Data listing
----------
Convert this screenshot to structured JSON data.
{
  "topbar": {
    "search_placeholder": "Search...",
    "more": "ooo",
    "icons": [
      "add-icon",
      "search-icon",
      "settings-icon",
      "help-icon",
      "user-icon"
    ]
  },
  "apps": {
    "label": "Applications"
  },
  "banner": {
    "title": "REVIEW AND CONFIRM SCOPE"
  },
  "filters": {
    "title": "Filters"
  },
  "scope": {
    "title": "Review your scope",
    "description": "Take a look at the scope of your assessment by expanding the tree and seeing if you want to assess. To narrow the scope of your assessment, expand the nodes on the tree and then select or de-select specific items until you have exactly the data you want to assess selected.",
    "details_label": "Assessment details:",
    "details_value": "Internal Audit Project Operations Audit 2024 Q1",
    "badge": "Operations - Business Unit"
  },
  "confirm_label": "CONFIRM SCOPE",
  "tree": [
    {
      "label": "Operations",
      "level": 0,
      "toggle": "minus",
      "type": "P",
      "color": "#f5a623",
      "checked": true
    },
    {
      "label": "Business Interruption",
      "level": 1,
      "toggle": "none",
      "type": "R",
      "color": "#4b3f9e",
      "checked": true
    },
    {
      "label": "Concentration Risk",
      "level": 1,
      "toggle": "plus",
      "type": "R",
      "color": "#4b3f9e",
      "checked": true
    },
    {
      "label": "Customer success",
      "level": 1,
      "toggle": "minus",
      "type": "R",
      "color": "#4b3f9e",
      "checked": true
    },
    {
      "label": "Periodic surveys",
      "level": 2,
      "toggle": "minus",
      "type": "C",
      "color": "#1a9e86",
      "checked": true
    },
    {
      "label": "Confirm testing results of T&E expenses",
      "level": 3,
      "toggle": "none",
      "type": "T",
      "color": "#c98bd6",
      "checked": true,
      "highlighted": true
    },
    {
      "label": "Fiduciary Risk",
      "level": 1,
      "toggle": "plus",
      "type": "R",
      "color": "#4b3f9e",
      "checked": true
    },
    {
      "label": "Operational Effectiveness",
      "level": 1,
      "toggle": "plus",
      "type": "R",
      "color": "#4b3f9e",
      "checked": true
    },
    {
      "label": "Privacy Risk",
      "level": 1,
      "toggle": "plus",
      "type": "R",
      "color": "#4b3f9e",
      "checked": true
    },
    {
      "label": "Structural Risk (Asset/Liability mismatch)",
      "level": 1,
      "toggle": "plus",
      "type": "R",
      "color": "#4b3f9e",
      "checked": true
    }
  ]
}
----------
OBJECTIVE: All of the data shown above must be copied exactly.

TASK OUTPUT:
Convert this screenshot to structured JSON data.
{
  "topbar": {
    "search_placeholder": "Search...",
    "more": "ooo",
    "icons": [
      "add-icon",
      "search-icon",
      "settings-icon",
      "help-icon",
      "user-icon"
    ]
  },
  "apps": {
    "label": "Applications"
  },
  "banner": {
    "title": "REVIEW AND CONFIRM SCOPE"
  },
  "filters": {
    "title": "Filters"
  },
  "scope": {
    "title": "Review your scope",
    "description": "Take a look at the scope of your assessment by expanding the tree and seeing if you want to assess. To narrow the scope of your assessment, expand the nodes on the tree and then select or de-select specific items until you have exactly the data you want to assess selected.",
    "details_label": "Assessment details:",
    "details_value": "Internal Audit Project Operations Audit 2024 Q1",
    "badge": "Operations - Business Unit"
  },
  "confirm_label": "CONFIRM SCOPE",
  "tree": [
    {
      "label": "Operations",
      "level": 0,
      "toggle": "minus",
      "type": "P",
      "color": "#f5a623",
      "checked": true
    },
    {
      "label": "Business Interruption",
      "level": 1,
      "toggle": "none",
      "type": "R",
      "color": "#4b3f9e",
      "checked": true
    },
    {
      "label": "Concentration Risk",
      "level": 1,
      "toggle": "plus",
      "type": "R",
      "color": "#4b3f9e",
      "checked": true
    },
    {
      "label": "Customer success",
      "level": 1,
      "toggle": "minus",
      "type": "R",
      "color": "#4b3f9e",
      "checked": true
    },
    {
      "label": "Periodic surveys",
      "level": 2,
      "toggle": "minus",
      "type": "C",
      "color": "#1a9e86",
      "checked": true
    },
    {
      "label": "Confirm testing results of T&E expenses",
      "level": 3,
      "toggle": "none",
      "type": "T",
      "color": "#c98bd6",
      "checked": true,
      "highlighted": true
    },
    {
      "label": "Fiduciary Risk",
      "level": 1,
      "toggle": "plus",
      "type": "R",
      "color": "#4b3f9e",
      "checked": true
    },
    {
      "label": "Operational Effectiveness",
      "level": 1,
      "toggle": "plus",
      "type": "R",
      "color": "#4b3f9e",
      "checked": true
    },
    {
      "label": "Privacy Risk",
      "level": 1,
      "toggle": "plus",
      "type": "R",
      "color": "#4b3f9e",
      "checked": true
    },
    {
      "label": "Structural Risk (Asset/Liability mismatch)",
      "level": 1,
      "toggle": "plus",
      "type": "R",
      "color": "#4b3f9e",
      "checked": true
    }
  ]
}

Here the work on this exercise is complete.